• **Problem to work on**
Go through the listing below and list every line with "conditions".
>>>
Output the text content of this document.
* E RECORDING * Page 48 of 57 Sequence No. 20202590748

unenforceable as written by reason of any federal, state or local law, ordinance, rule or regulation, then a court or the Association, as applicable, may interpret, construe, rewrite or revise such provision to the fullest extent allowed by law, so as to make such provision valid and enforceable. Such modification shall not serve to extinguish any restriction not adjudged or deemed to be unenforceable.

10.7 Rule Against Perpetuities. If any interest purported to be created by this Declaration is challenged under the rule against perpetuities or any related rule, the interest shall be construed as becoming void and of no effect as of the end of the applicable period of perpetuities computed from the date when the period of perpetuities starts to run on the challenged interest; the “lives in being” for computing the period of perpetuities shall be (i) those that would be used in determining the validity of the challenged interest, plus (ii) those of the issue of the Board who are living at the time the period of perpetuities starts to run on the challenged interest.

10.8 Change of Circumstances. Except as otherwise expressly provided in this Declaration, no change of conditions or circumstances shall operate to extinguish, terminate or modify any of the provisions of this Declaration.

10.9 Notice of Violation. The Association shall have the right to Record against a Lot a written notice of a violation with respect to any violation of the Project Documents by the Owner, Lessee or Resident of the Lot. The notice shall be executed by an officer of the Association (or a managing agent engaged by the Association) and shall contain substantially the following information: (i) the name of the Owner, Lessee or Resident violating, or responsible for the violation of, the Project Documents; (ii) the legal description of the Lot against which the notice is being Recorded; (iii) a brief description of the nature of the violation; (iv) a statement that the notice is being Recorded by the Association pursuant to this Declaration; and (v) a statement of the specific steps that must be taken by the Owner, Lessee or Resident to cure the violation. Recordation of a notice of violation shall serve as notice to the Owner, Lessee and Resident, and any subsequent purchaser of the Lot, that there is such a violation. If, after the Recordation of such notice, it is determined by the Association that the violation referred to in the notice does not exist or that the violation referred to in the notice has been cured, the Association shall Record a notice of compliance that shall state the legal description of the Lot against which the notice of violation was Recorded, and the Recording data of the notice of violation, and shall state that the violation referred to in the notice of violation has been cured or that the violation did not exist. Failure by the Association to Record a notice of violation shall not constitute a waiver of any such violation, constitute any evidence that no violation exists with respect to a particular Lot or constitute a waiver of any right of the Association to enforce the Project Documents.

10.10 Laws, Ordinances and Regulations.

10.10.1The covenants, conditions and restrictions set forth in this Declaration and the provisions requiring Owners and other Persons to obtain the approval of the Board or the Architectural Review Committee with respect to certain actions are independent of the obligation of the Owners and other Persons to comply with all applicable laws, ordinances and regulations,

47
<<<
• **The result**
10.8 Change of Circumstances. Except as otherwise expressly provided in this Declaration, no change of conditions or circumstances shall operate to extinguish, terminate or modify any of the provisions of this Declaration.
10.10.1The covenants, conditions and restrictions set forth in this Declaration and the provisions requiring Owners and other Persons to obtain the approval of the Board or the Architectural Review Committee with respect to certain actions are independent of the obligation of the Owners and other Persons to comply with all applicable laws, ordinances and regulations,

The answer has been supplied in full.